▸ Given data:
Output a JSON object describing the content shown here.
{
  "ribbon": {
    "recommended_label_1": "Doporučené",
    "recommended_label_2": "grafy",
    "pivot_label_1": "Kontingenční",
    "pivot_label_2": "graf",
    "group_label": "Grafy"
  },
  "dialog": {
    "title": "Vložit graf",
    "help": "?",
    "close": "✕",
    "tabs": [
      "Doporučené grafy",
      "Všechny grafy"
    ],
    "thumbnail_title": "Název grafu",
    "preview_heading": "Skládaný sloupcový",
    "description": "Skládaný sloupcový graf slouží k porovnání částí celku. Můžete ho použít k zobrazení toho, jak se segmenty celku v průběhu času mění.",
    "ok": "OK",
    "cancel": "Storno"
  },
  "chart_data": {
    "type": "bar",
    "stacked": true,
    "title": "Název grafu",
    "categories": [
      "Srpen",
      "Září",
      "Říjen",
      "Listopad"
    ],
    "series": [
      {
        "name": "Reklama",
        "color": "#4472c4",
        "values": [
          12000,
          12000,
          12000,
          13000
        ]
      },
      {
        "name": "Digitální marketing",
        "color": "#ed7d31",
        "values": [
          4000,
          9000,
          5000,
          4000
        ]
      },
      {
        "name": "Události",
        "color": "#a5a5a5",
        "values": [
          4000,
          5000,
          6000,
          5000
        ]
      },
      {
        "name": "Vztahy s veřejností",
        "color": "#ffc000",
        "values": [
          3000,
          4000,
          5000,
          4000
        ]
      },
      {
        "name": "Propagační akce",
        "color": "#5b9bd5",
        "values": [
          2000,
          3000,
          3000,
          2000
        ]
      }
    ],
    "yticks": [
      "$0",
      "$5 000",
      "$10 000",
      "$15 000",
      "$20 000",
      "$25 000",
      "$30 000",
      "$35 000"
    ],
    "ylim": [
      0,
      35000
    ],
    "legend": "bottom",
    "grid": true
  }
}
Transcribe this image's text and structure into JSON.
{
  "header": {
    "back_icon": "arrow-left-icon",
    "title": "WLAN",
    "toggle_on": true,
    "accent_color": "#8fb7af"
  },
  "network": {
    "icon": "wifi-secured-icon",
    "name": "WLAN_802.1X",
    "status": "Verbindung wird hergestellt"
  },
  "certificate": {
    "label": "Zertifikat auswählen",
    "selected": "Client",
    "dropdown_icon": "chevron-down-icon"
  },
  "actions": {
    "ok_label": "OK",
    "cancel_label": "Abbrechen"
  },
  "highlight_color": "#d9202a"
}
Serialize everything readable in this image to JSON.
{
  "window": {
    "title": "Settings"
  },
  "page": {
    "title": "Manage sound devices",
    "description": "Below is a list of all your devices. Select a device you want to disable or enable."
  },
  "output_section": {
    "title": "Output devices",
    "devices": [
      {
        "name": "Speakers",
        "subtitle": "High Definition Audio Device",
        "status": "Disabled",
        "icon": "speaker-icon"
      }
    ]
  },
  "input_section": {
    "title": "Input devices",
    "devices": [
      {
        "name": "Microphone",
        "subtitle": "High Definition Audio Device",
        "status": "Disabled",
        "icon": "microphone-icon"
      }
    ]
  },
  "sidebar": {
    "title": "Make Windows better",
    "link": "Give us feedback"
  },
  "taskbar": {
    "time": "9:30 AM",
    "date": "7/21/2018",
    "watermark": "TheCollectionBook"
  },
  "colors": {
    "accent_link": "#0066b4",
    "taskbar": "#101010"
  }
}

▸ Exercise instructions: Write the lines out verbatim, from the one with "Serialize everything readable" through the last line of the entries, and stop there.

▸ Result of this exercise:
Serialize everything readable in this image to JSON.
{
  "window": {
    "title": "Settings"
  },
  "page": {
    "title": "Manage sound devices",
    "description": "Below is a list of all your devices. Select a device you want to disable or enable."
  },
  "output_section": {
    "title": "Output devices",
    "devices": [
      {
        "name": "Speakers",
        "subtitle": "High Definition Audio Device",
        "status": "Disabled",
        "icon": "speaker-icon"
      }
    ]
  },
  "input_section": {
    "title": "Input devices",
    "devices": [
      {
        "name": "Microphone",
        "subtitle": "High Definition Audio Device",
        "status": "Disabled",
        "icon": "microphone-icon"
      }
    ]
  },
  "sidebar": {
    "title": "Make Windows better",
    "link": "Give us feedback"
  },
  "taskbar": {
    "time": "9:30 AM",
    "date": "7/21/2018",
    "watermark": "TheCollectionBook"
  },
  "colors": {
    "accent_link": "#0066b4",
    "taskbar": "#101010"
  }
}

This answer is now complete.